▶ Records provided
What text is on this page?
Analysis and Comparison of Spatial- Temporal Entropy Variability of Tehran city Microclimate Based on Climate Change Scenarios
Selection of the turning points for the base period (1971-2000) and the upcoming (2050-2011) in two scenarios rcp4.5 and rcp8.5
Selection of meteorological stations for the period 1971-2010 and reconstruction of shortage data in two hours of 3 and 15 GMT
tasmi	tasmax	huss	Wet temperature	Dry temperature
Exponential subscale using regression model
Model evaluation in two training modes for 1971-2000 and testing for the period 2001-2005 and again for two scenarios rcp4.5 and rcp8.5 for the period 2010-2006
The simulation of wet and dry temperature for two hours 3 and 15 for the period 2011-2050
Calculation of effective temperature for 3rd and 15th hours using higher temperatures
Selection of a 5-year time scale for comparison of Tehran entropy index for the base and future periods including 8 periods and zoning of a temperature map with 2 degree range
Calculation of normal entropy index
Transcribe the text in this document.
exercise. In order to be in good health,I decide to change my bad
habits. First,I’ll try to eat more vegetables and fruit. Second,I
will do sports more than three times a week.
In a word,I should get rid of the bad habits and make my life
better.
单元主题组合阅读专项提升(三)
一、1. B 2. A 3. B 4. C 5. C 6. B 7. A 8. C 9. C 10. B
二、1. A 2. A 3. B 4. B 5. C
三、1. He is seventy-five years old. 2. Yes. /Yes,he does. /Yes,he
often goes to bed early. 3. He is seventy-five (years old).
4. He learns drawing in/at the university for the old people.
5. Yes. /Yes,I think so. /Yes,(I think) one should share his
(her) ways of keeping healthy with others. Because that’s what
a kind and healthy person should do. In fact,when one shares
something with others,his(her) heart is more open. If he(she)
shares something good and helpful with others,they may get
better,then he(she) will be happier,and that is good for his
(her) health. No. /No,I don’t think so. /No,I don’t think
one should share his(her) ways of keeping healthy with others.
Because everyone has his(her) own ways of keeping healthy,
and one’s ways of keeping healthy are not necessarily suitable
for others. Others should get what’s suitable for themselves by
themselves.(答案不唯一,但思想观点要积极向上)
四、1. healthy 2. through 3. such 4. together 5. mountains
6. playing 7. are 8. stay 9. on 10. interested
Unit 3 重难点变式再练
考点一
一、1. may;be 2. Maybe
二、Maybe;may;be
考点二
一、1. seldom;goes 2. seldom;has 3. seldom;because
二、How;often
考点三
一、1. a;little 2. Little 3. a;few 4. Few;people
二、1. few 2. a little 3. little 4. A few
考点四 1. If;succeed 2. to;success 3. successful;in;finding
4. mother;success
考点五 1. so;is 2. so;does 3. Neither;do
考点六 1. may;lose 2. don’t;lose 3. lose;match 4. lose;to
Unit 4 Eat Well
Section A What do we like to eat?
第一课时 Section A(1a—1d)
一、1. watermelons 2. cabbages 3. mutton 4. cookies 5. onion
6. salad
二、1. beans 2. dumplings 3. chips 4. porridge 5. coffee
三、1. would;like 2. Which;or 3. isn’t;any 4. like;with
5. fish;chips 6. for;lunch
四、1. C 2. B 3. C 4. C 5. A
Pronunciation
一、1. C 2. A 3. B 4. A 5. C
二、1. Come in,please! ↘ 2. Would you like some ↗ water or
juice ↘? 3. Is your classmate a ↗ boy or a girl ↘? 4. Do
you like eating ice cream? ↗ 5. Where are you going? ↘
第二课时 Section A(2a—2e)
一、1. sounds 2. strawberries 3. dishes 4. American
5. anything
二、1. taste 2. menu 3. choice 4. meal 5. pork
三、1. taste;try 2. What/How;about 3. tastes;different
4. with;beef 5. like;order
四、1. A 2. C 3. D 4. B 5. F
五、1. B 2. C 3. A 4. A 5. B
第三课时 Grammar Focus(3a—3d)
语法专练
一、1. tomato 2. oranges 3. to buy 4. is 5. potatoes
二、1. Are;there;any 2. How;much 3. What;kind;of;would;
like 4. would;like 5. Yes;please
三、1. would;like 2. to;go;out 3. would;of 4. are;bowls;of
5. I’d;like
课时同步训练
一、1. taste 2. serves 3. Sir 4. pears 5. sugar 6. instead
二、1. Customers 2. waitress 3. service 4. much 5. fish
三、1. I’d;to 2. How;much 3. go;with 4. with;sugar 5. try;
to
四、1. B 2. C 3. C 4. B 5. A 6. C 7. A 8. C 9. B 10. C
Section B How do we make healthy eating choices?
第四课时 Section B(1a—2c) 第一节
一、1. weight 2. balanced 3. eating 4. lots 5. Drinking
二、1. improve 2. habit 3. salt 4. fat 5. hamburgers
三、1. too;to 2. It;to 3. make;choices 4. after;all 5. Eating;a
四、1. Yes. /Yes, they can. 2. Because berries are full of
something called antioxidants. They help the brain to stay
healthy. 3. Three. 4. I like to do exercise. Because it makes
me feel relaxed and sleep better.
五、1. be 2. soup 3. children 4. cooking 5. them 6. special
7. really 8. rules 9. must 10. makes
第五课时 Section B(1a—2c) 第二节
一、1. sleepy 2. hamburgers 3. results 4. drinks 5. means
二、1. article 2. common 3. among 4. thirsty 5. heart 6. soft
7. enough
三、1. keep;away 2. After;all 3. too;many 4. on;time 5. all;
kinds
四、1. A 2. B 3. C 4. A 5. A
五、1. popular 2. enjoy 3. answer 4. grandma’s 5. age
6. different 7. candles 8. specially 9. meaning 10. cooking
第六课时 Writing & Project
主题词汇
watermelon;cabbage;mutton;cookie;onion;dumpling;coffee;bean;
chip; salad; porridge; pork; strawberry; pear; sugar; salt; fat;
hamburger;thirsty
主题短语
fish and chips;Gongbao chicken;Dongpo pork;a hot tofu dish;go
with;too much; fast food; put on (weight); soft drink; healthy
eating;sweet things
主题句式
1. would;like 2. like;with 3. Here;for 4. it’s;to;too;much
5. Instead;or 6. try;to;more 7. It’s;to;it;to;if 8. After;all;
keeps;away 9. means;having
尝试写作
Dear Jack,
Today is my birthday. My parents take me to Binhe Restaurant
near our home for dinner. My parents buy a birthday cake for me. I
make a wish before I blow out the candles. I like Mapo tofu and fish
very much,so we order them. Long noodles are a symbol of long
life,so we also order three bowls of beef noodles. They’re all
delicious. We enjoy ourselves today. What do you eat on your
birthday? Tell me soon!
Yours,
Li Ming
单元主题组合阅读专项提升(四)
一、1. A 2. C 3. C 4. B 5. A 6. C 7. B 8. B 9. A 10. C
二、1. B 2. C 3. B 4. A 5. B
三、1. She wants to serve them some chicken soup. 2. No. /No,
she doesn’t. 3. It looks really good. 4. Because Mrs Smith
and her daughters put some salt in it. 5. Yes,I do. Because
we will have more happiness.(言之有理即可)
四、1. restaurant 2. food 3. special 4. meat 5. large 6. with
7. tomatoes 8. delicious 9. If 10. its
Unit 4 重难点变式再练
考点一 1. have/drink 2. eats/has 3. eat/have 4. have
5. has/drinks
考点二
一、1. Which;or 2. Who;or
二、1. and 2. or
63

▶ What the task asks
Repeat the listing exactly, from its first line to its last.

▶ Correct response
What text is on this page?
Analysis and Comparison of Spatial- Temporal Entropy Variability of Tehran city Microclimate Based on Climate Change Scenarios
Selection of the turning points for the base period (1971-2000) and the upcoming (2050-2011) in two scenarios rcp4.5 and rcp8.5
Selection of meteorological stations for the period 1971-2010 and reconstruction of shortage data in two hours of 3 and 15 GMT
tasmi	tasmax	huss	Wet temperature	Dry temperature
Exponential subscale using regression model
Model evaluation in two training modes for 1971-2000 and testing for the period 2001-2005 and again for two scenarios rcp4.5 and rcp8.5 for the period 2010-2006
The simulation of wet and dry temperature for two hours 3 and 15 for the period 2011-2050
Calculation of effective temperature for 3rd and 15th hours using higher temperatures
Selection of a 5-year time scale for comparison of Tehran entropy index for the base and future periods including 8 periods and zoning of a temperature map with 2 degree range
Calculation of normal entropy index
Transcribe the text in this document.
exercise. In order to be in good health,I decide to change my bad
habits. First,I’ll try to eat more vegetables and fruit. Second,I
will do sports more than three times a week.
In a word,I should get rid of the bad habits and make my life
better.
单元主题组合阅读专项提升(三)
一、1. B 2. A 3. B 4. C 5. C 6. B 7. A 8. C 9. C 10. B
二、1. A 2. A 3. B 4. B 5. C
三、1. He is seventy-five years old. 2. Yes. /Yes,he does. /Yes,he
often goes to bed early. 3. He is seventy-five (years old).
4. He learns drawing in/at the university for the old people.
5. Yes. /Yes,I think so. /Yes,(I think) one should share his
(her) ways of keeping healthy with others. Because that’s what
a kind and healthy person should do. In fact,when one shares
something with others,his(her) heart is more open. If he(she)
shares something good and helpful with others,they may get
better,then he(she) will be happier,and that is good for his
(her) health. No. /No,I don’t think so. /No,I don’t think
one should share his(her) ways of keeping healthy with others.
Because everyone has his(her) own ways of keeping healthy,
and one’s ways of keeping healthy are not necessarily suitable
for others. Others should get what’s suitable for themselves by
themselves.(答案不唯一,但思想观点要积极向上)
四、1. healthy 2. through 3. such 4. together 5. mountains
6. playing 7. are 8. stay 9. on 10. interested
Unit 3 重难点变式再练
考点一
一、1. may;be 2. Maybe
二、Maybe;may;be
考点二
一、1. seldom;goes 2. seldom;has 3. seldom;because
二、How;often
考点三
一、1. a;little 2. Little 3. a;few 4. Few;people
二、1. few 2. a little 3. little 4. A few
考点四 1. If;succeed 2. to;success 3. successful;in;finding
4. mother;success
考点五 1. so;is 2. so;does 3. Neither;do
考点六 1. may;lose 2. don’t;lose 3. lose;match 4. lose;to
Unit 4 Eat Well
Section A What do we like to eat?
第一课时 Section A(1a—1d)
一、1. watermelons 2. cabbages 3. mutton 4. cookies 5. onion
6. salad
二、1. beans 2. dumplings 3. chips 4. porridge 5. coffee
三、1. would;like 2. Which;or 3. isn’t;any 4. like;with
5. fish;chips 6. for;lunch
四、1. C 2. B 3. C 4. C 5. A
Pronunciation
一、1. C 2. A 3. B 4. A 5. C
二、1. Come in,please! ↘ 2. Would you like some ↗ water or
juice ↘? 3. Is your classmate a ↗ boy or a girl ↘? 4. Do
you like eating ice cream? ↗ 5. Where are you going? ↘
第二课时 Section A(2a—2e)
一、1. sounds 2. strawberries 3. dishes 4. American
5. anything
二、1. taste 2. menu 3. choice 4. meal 5. pork
三、1. taste;try 2. What/How;about 3. tastes;different
4. with;beef 5. like;order
四、1. A 2. C 3. D 4. B 5. F
五、1. B 2. C 3. A 4. A 5. B
第三课时 Grammar Focus(3a—3d)
语法专练
一、1. tomato 2. oranges 3. to buy 4. is 5. potatoes
二、1. Are;there;any 2. How;much 3. What;kind;of;would;
like 4. would;like 5. Yes;please
三、1. would;like 2. to;go;out 3. would;of 4. are;bowls;of
5. I’d;like
课时同步训练
一、1. taste 2. serves 3. Sir 4. pears 5. sugar 6. instead
二、1. Customers 2. waitress 3. service 4. much 5. fish
三、1. I’d;to 2. How;much 3. go;with 4. with;sugar 5. try;
to
四、1. B 2. C 3. C 4. B 5. A 6. C 7. A 8. C 9. B 10. C
Section B How do we make healthy eating choices?
第四课时 Section B(1a—2c) 第一节
一、1. weight 2. balanced 3. eating 4. lots 5. Drinking
二、1. improve 2. habit 3. salt 4. fat 5. hamburgers
三、1. too;to 2. It;to 3. make;choices 4. after;all 5. Eating;a
四、1. Yes. /Yes, they can. 2. Because berries are full of
something called antioxidants. They help the brain to stay
healthy. 3. Three. 4. I like to do exercise. Because it makes
me feel relaxed and sleep better.
五、1. be 2. soup 3. children 4. cooking 5. them 6. special
7. really 8. rules 9. must 10. makes
第五课时 Section B(1a—2c) 第二节
一、1. sleepy 2. hamburgers 3. results 4. drinks 5. means
二、1. article 2. common 3. among 4. thirsty 5. heart 6. soft
7. enough
三、1. keep;away 2. After;all 3. too;many 4. on;time 5. all;
kinds
四、1. A 2. B 3. C 4. A 5. A
五、1. popular 2. enjoy 3. answer 4. grandma’s 5. age
6. different 7. candles 8. specially 9. meaning 10. cooking
第六课时 Writing & Project
主题词汇
watermelon;cabbage;mutton;cookie;onion;dumpling;coffee;bean;
chip; salad; porridge; pork; strawberry; pear; sugar; salt; fat;
hamburger;thirsty
主题短语
fish and chips;Gongbao chicken;Dongpo pork;a hot tofu dish;go
with;too much; fast food; put on (weight); soft drink; healthy
eating;sweet things
主题句式
1. would;like 2. like;with 3. Here;for 4. it’s;to;too;much
5. Instead;or 6. try;to;more 7. It’s;to;it;to;if 8. After;all;
keeps;away 9. means;having
尝试写作
Dear Jack,
Today is my birthday. My parents take me to Binhe Restaurant
near our home for dinner. My parents buy a birthday cake for me. I
make a wish before I blow out the candles. I like Mapo tofu and fish
very much,so we order them. Long noodles are a symbol of long
life,so we also order three bowls of beef noodles. They’re all
delicious. We enjoy ourselves today. What do you eat on your
birthday? Tell me soon!
Yours,
Li Ming
单元主题组合阅读专项提升(四)
一、1. A 2. C 3. C 4. B 5. A 6. C 7. B 8. B 9. A 10. C
二、1. B 2. C 3. B 4. A 5. B
三、1. She wants to serve them some chicken soup. 2. No. /No,
she doesn’t. 3. It looks really good. 4. Because Mrs Smith
and her daughters put some salt in it. 5. Yes,I do. Because
we will have more happiness.(言之有理即可)
四、1. restaurant 2. food 3. special 4. meat 5. large 6. with
7. tomatoes 8. delicious 9. If 10. its
Unit 4 重难点变式再练
考点一 1. have/drink 2. eats/has 3. eat/have 4. have
5. has/drinks
考点二
一、1. Which;or 2. Who;or
二、1. and 2. or
63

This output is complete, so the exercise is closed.